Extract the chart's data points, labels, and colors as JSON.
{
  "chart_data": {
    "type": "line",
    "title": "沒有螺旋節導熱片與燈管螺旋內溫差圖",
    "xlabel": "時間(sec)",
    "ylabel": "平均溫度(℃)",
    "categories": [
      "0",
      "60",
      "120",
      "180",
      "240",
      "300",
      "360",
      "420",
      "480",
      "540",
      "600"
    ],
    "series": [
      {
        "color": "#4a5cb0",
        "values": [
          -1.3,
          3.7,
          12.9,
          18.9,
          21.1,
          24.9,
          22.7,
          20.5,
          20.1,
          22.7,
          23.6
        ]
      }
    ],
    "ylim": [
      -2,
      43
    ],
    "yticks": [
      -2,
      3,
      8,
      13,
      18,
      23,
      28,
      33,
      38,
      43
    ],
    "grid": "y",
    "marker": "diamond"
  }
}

============================================================

--- WHAT YOU WILL DO ---
Please copy out each record, character for character.

--- TASK RESULT ---
Extract the chart's data points, labels, and colors as JSON.
{
  "chart_data": {
    "type": "line",
    "title": "沒有螺旋節導熱片與燈管螺旋內溫差圖",
    "xlabel": "時間(sec)",
    "ylabel": "平均溫度(℃)",
    "categories": [
      "0",
      "60",
      "120",
      "180",
      "240",
      "300",
      "360",
      "420",
      "480",
      "540",
      "600"
    ],
    "series": [
      {
        "color": "#4a5cb0",
        "values": [
          -1.3,
          3.7,
          12.9,
          18.9,
          21.1,
          24.9,
          22.7,
          20.5,
          20.1,
          22.7,
          23.6
        ]
      }
    ],
    "ylim": [
      -2,
      43
    ],
    "yticks": [
      -2,
      3,
      8,
      13,
      18,
      23,
      28,
      33,
      38,
      43
    ],
    "grid": "y",
    "marker": "diamond"
  }
}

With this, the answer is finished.